**GIVEN INSTRUCTION:**
Each line below either holds the string "Saltillo" or doesn't. Count those that do and give only the number.

**DATA LISTING:**
■ ■ ■ ■ ■
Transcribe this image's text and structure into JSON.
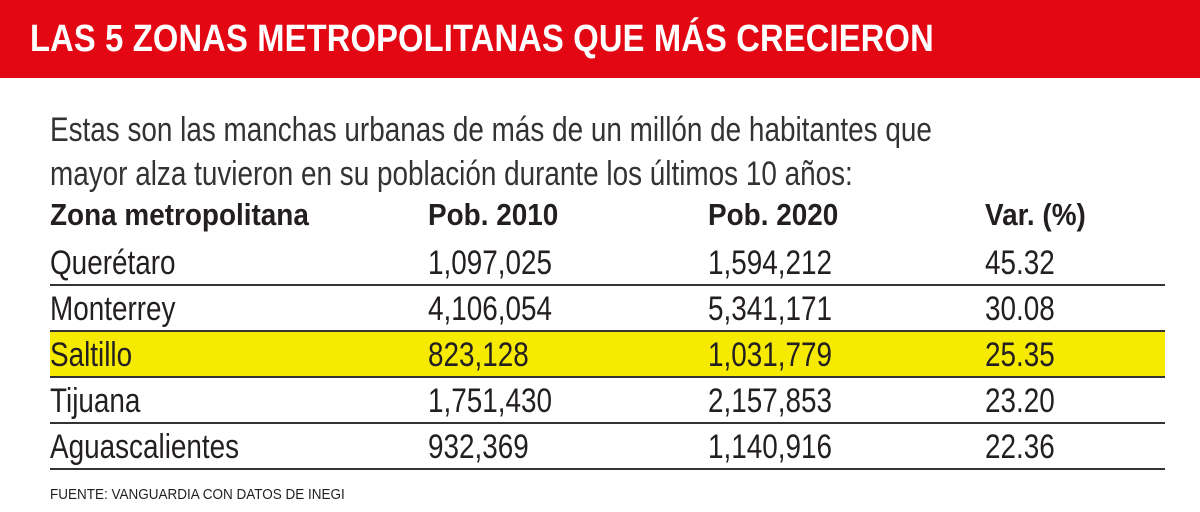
{
  "title": "LAS 5 ZONAS METROPOLITANAS QUE MÁS CRECIERON",
  "intro": [
    "Estas son las manchas urbanas de más de un millón de habitantes que",
    "mayor alza tuvieron en su población durante los últimos 10 años:"
  ],
  "colors": {
    "banner": "#e30613",
    "highlight": "#f5ea00"
  },
  "table": {
    "headers": [
      "Zona metropolitana",
      "Pob. 2010",
      "Pob. 2020",
      "Var. (%)"
    ],
    "rows": [
      [
        "Querétaro",
        "1,097,025",
        "1,594,212",
        "45.32"
      ],
      [
        "Monterrey",
        "4,106,054",
        "5,341,171",
        "30.08"
      ],
      [
        "Saltillo",
        "823,128",
        "1,031,779",
        "25.35"
      ],
      [
        "Tijuana",
        "1,751,430",
        "2,157,853",
        "23.20"
      ],
      [
        "Aguascalientes",
        "932,369",
        "1,140,916",
        "22.36"
      ]
    ],
    "highlighted_row": "Saltillo"
  },
  "source": "FUENTE: VANGUARDIA CON DATOS DE INEGI"
}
■ ■ ■ ■ ■
**SOLUTION FOR THIS TASK:**
2